GOAL: Look for the string "screenshot" and copy every line that has it.

SUPPLIED MATERIAL:
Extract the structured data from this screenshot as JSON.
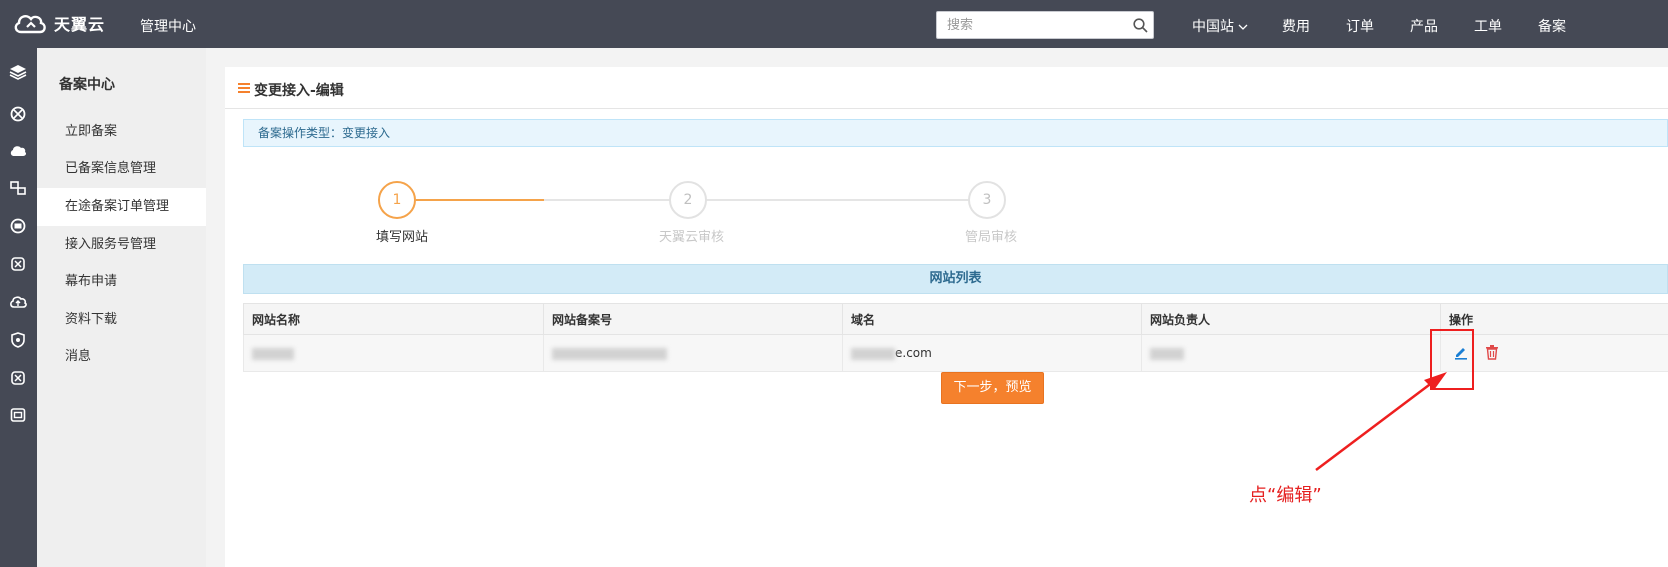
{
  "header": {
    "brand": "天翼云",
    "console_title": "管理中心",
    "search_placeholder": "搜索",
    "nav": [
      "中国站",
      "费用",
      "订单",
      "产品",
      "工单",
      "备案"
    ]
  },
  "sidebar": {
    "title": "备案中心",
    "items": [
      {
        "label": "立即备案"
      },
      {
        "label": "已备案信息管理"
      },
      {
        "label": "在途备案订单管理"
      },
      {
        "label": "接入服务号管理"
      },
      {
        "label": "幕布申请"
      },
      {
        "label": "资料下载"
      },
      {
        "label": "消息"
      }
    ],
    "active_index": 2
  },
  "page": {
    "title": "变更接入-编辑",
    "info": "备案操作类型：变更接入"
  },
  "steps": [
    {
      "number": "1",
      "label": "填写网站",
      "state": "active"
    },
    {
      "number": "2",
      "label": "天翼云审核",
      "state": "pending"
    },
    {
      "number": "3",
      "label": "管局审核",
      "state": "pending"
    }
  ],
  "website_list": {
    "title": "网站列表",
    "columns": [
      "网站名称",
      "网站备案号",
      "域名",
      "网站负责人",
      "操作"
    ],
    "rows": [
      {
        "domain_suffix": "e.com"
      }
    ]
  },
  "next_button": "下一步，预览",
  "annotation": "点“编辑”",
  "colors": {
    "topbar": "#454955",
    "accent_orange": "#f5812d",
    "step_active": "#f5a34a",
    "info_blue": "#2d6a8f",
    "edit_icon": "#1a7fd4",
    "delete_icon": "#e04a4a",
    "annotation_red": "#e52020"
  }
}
--
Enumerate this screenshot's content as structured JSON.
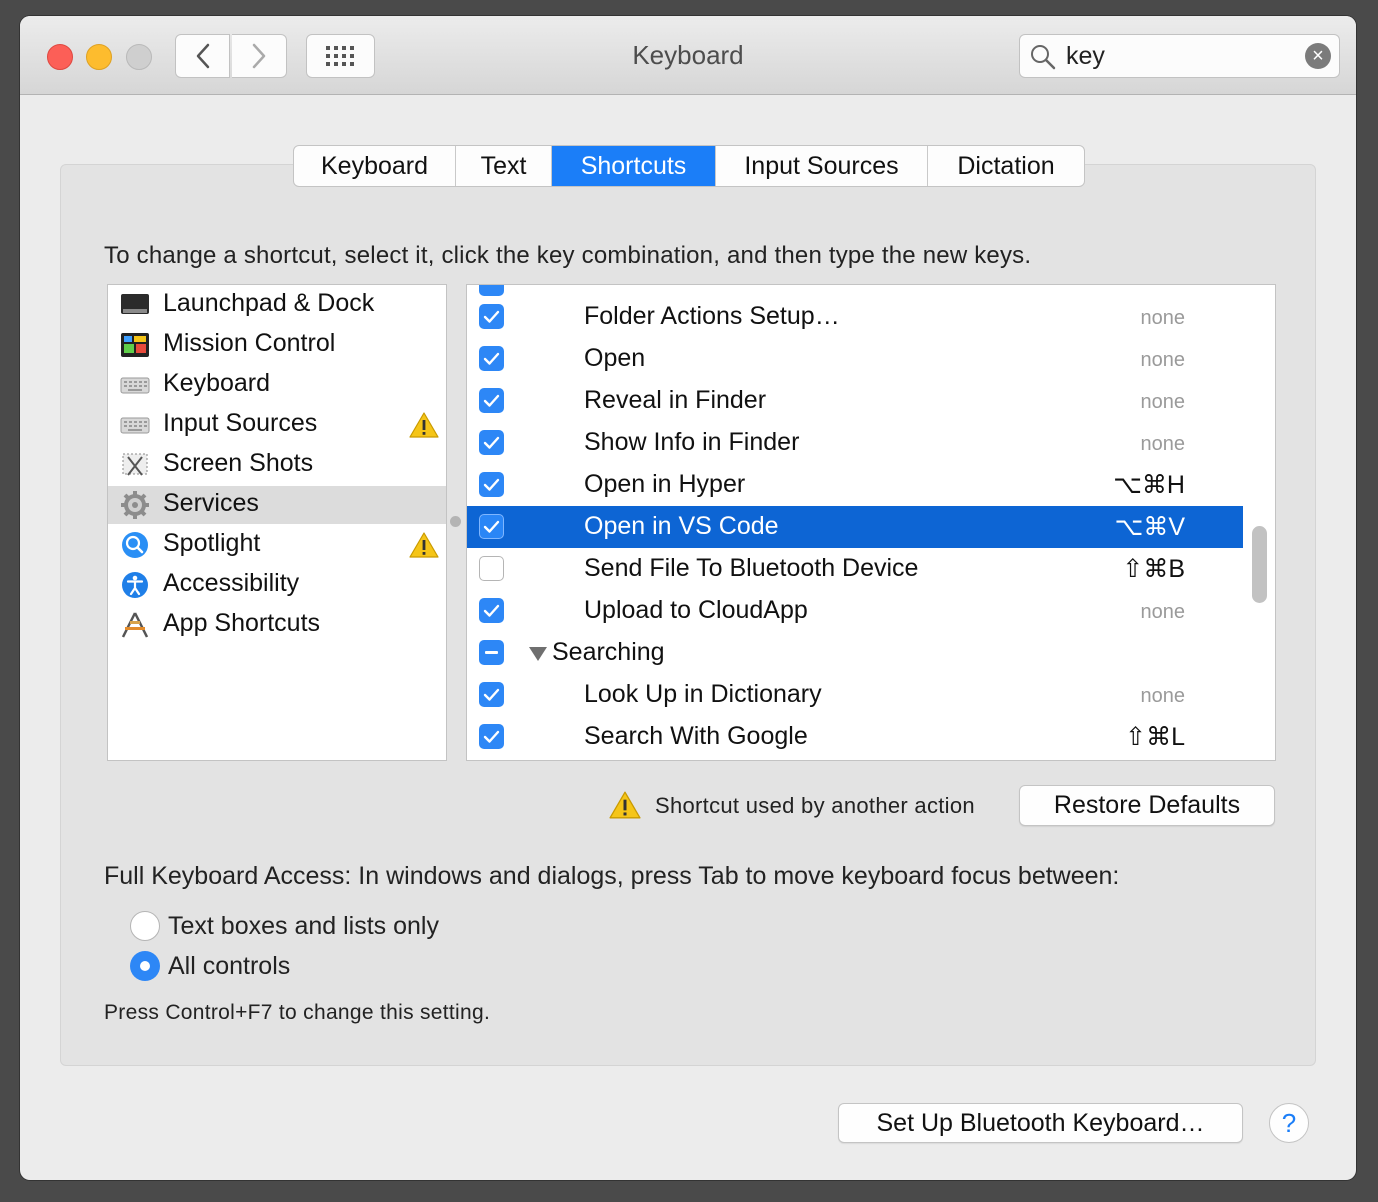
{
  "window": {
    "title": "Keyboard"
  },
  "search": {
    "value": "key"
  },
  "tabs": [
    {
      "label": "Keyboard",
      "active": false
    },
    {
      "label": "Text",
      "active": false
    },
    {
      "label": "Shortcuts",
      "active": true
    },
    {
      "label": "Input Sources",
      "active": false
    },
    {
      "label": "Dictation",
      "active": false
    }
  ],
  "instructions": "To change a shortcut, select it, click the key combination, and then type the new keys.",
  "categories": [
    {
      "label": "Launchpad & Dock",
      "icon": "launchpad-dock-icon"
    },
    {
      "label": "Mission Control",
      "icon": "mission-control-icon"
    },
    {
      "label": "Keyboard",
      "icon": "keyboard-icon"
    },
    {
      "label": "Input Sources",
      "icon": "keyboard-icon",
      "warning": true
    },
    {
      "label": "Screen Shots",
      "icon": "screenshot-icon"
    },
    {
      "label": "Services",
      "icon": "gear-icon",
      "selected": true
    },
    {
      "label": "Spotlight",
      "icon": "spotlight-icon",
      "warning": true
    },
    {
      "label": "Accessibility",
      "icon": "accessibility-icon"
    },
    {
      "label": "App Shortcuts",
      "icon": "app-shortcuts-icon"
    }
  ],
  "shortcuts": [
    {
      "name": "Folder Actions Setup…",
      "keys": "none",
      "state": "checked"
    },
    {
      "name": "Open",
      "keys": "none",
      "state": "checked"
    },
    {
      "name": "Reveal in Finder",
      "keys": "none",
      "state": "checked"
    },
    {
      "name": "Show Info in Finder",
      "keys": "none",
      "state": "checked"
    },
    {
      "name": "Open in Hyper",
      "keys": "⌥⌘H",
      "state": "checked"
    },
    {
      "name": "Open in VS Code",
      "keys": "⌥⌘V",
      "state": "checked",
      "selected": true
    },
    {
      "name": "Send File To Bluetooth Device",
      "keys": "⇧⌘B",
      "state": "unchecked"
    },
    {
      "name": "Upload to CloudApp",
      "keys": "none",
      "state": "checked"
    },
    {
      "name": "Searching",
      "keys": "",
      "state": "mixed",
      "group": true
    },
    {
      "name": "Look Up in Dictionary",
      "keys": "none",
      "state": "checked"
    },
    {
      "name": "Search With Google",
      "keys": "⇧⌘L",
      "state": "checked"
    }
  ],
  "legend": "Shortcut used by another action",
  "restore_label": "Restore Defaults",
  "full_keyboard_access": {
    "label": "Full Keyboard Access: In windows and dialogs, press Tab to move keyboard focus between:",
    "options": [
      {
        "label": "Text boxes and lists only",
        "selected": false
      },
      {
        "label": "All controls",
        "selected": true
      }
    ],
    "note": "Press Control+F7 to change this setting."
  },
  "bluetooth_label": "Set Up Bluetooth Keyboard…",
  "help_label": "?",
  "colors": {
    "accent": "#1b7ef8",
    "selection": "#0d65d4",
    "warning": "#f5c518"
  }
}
* * *
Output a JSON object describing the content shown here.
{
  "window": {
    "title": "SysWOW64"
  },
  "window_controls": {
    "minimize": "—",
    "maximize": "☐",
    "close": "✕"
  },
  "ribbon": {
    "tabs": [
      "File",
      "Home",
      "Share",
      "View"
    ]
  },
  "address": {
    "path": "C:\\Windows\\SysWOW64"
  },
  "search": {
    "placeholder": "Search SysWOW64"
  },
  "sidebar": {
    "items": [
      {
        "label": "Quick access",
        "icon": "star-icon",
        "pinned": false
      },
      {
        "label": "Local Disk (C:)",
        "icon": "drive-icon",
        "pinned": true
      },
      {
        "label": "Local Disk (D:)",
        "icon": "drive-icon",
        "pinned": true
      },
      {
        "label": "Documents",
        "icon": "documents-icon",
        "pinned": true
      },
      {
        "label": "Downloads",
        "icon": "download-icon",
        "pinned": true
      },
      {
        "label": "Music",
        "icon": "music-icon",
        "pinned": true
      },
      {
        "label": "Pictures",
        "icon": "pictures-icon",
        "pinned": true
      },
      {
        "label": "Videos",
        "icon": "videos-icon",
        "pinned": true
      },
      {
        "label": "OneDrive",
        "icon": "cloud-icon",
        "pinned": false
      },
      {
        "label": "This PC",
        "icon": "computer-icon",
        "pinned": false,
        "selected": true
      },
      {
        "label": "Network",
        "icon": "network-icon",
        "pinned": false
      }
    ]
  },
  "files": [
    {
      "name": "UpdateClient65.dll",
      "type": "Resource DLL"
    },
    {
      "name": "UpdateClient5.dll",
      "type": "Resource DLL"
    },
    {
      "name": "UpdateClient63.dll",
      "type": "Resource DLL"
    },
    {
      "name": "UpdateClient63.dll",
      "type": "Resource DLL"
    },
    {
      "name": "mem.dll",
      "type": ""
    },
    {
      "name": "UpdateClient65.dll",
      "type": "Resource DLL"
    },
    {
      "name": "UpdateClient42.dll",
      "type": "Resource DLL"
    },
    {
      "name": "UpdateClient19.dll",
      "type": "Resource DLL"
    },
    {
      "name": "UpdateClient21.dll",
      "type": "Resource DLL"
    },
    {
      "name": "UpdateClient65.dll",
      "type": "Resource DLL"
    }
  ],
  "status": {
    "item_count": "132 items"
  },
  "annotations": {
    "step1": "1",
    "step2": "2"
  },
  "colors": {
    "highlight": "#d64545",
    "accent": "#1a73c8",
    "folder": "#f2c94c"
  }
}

TASK RESPONSE:
Extract the structured data from this screenshot as JSON.
Enumerate this screenshot's content as structured JSON.
      "icon": "screenshot-icon"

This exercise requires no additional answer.